SELECTED PASSAGE>
===============
You Might Be Infertile Because Your Grandparents Mucked Around In Harmful Chemicals

You Might Be Infertile Because Your Grandparents Mucked Around In Harmful Chemicals


New research shows that if your grandmother or even your great-grandmother came in contact with some very common environmental chemicals, you could be suffering the consequences today in the form of male infertility, ovarian disease and the early or late onset of puberty.

It’s freaky when you think about it. It means that generations ago, for example, a pregnant woman was exposed to, say, DEET, the most common insect repellant in the whole world. Her baby grew up to have his own children and passed along mutations that occurred during mum’s exposure. Those children went on to also pass along those changes when they had their own kids, and there’s no telling how many future generations might be affected.

Michael Skinner and his colleagues at Washington State University in Pullman, Washington, published data supporting this phenomenon today in Public Libray of Sciences. In addition to DEET, they looked at several other common chemicals including those found in soft plastics, pesticides and jet fuel. They also looked at dioxin, the contaminant in Agent Orange.

Skinner and his colleagues have published several other studies looking at a chemical called vinclozolin, a common fungicide used on crops. They found it impaired fertility, and that the effect was carried down through generations. Now, the scientists are adding BPA, phthalates, pesticides, DEET, permethrin, dioxin, jet fuel, hydrocarbons and JP8 to the list of chemicals with a similar effect.

“We didn’t expect them all to have transgenerational effects, but all of them did,” Skinner told me. “I thought hydrocarbon would be negative but it was positive too. This tells us that it’s not simply a unique aspect for a unique compound but that many environmental compounds have the ability to do this.”

The reasons behind choosing which chemicals to study partly came from the US Department of Defense, which initiated the study. Why jet fuel? Because military bases spray it on roads to control dust. That’s also why they looked at three plastic compounds found in disposable water bottles: troops stationed overseas almost always drink bottled water.

The work is part of a new field called epigenetics. It represents a break in the traditional way of looking at human genetics and heritability: that genes determine pretty much everything in human biology. Epigenetics explores the effect of the environment on our genetic code. It’s practically heresy for traditional genetic researchers. Skinner himself was trained in genetic determinism. But his research shows there’s no doubt that the environment has an impact on our own genes as well as our future generations’ genetic make up.

“I was trained also as reductionist, meaning you take a system and tear it apart down to minute components, then try to identify the whole thing,” Skinner told me. “We used that for 50 years but we’ve reached the point where that’s no longer the only appropriate approach for science.”

The researchers were also surprised to find that each chemical created a unique signature of epigenetic biomarkers, which means it could be used as a diagnostic tool. Developing such a tool is what’s next for Skinner’s research.

“We want to pin down the biomarkers for ancestral exposures and correlate them with the disease that develops,” Skinner said. “Think about what that could do for helping diagnose what your relatives have been exposed to. You could also find out at age 20 or 30 what your biomarkers are. This is the type of approach that will lead to preventive medicine.
===============
[Data for recognizing document structure]
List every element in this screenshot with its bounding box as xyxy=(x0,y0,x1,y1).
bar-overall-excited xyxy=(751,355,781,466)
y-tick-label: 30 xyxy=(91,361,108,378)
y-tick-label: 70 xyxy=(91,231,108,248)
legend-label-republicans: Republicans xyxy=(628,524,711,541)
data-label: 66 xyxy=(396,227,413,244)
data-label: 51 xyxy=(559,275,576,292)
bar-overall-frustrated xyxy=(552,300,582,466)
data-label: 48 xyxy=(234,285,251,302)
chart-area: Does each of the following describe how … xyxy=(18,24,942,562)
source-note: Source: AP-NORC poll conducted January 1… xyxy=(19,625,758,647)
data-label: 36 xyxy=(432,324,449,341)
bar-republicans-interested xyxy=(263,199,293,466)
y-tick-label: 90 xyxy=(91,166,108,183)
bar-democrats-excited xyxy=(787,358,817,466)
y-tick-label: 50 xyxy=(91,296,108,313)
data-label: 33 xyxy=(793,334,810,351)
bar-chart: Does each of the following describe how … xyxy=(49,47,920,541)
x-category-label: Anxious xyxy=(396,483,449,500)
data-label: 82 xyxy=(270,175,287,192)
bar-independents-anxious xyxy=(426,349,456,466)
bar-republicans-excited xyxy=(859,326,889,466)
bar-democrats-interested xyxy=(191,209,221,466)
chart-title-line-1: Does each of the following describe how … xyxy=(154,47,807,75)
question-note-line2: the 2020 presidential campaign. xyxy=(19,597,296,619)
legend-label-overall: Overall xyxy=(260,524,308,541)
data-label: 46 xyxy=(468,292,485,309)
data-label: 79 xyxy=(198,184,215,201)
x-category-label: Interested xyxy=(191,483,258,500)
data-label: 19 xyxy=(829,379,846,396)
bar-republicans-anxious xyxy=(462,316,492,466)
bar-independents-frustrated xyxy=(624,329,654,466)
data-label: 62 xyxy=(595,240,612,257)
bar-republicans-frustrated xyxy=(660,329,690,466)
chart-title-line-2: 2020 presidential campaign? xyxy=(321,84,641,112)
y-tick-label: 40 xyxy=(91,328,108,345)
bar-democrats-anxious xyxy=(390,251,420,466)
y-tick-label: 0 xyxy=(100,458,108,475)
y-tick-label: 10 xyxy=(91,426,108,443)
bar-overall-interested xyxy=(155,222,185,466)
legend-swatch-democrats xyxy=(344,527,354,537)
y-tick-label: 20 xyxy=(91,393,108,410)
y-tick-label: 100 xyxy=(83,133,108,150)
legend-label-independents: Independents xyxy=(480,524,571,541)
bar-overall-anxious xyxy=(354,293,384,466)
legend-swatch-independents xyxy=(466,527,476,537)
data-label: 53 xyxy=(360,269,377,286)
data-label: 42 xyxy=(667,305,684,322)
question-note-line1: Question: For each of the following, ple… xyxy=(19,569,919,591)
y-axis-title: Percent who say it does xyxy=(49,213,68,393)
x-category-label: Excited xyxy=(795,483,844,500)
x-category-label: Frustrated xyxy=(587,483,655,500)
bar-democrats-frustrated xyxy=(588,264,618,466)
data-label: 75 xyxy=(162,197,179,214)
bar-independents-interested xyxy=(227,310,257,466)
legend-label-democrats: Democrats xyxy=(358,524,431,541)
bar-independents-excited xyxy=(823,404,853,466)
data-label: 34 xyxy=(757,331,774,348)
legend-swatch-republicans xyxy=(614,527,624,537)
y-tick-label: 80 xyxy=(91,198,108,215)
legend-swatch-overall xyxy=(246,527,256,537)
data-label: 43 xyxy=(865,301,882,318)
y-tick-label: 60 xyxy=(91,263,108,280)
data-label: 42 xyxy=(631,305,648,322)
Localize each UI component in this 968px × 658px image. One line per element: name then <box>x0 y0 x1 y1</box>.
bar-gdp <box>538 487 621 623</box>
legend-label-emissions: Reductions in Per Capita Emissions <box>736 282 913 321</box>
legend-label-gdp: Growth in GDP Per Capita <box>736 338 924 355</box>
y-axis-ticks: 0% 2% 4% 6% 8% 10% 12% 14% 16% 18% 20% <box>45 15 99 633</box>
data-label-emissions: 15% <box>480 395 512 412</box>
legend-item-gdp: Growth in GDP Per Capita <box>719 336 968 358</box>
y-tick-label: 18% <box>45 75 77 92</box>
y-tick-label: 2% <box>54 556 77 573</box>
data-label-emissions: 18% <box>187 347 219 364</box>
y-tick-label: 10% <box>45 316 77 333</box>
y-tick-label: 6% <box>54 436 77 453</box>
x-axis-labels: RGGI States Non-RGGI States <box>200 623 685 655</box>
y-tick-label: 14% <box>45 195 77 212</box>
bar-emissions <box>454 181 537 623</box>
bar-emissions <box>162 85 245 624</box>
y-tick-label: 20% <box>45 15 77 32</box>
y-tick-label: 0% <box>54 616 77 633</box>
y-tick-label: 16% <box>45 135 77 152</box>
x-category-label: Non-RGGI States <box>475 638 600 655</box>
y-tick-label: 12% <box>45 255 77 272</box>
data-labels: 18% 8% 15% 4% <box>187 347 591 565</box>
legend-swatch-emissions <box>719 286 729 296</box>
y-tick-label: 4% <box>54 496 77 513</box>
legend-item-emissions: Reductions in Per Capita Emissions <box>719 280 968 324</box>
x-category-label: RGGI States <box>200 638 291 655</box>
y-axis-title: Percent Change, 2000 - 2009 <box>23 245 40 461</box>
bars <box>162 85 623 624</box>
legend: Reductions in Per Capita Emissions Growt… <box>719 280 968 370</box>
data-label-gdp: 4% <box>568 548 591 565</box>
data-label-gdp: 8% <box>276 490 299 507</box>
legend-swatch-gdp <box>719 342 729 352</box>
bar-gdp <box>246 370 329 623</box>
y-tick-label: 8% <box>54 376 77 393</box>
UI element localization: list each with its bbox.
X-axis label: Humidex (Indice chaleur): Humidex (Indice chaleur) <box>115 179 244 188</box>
===============
EXERCISE A> What is the Spanish translation of this sentence from the infertility article: "Epigenetics explores the effect of the environment on our genetic code."?
EXERCISE B> From the infertility article, extract the passage that begins at the words "The reasons behind" and stops after "genetic make up.".

WRITTEN ANSWER A> La epigenética explora el efecto del medio ambiente en nuestro código genético.

WRITTEN ANSWER B>
The reasons behind choosing which chemicals to study partly came from the US Department of Defense, which initiated the study. Why jet fuel? Because military bases spray it on roads to control dust. That’s also why they looked at three plastic compounds found in disposable water bottles: troops stationed overseas almost always drink bottled water.

The work is part of a new field called epigenetics. It represents a break in the traditional way of looking at human genetics and heritability: that genes determine pretty much everything in human biology. Epigenetics explores the effect of the environment on our genetic code. It’s practically heresy for traditional genetic researchers. Skinner himself was trained in genetic determinism. But his research shows there’s no doubt that the environment has an impact on our own genes as well as our future generations’ genetic make up.